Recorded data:
------------------------------------------------

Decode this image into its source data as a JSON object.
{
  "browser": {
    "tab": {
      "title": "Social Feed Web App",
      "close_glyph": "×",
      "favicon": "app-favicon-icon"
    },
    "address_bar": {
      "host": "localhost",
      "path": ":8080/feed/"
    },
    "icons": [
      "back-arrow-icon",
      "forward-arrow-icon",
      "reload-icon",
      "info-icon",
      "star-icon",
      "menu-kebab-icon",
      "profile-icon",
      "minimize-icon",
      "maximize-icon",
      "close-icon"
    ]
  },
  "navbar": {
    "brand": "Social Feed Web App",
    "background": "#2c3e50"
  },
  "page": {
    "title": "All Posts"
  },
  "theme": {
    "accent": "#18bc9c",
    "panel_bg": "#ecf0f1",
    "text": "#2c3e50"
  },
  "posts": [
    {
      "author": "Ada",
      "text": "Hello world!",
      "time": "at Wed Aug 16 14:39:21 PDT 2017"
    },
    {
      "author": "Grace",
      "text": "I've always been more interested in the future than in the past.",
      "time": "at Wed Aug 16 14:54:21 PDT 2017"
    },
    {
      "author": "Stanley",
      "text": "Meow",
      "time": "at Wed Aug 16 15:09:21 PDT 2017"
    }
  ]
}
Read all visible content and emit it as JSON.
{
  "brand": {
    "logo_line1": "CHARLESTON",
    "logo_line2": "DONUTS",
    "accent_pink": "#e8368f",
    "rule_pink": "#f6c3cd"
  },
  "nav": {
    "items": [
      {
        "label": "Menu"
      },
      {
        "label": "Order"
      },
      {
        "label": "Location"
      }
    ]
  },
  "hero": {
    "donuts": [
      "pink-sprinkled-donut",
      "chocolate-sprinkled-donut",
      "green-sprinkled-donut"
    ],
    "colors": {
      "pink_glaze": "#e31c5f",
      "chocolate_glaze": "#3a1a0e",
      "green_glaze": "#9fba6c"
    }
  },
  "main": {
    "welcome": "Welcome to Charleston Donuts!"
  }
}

------------------------------------------------

Quote the lines of the listing above that run from the line with "Read all visible content and emit it as JSON." through its last line, both included, and nothing else.

Read all visible content and emit it as JSON.
{
  "brand": {
    "logo_line1": "CHARLESTON",
    "logo_line2": "DONUTS",
    "accent_pink": "#e8368f",
    "rule_pink": "#f6c3cd"
  },
  "nav": {
    "items": [
      {
        "label": "Menu"
      },
      {
        "label": "Order"
      },
      {
        "label": "Location"
      }
    ]
  },
  "hero": {
    "donuts": [
      "pink-sprinkled-donut",
      "chocolate-sprinkled-donut",
      "green-sprinkled-donut"
    ],
    "colors": {
      "pink_glaze": "#e31c5f",
      "chocolate_glaze": "#3a1a0e",
      "green_glaze": "#9fba6c"
    }
  },
  "main": {
    "welcome": "Welcome to Charleston Donuts!"
  }
}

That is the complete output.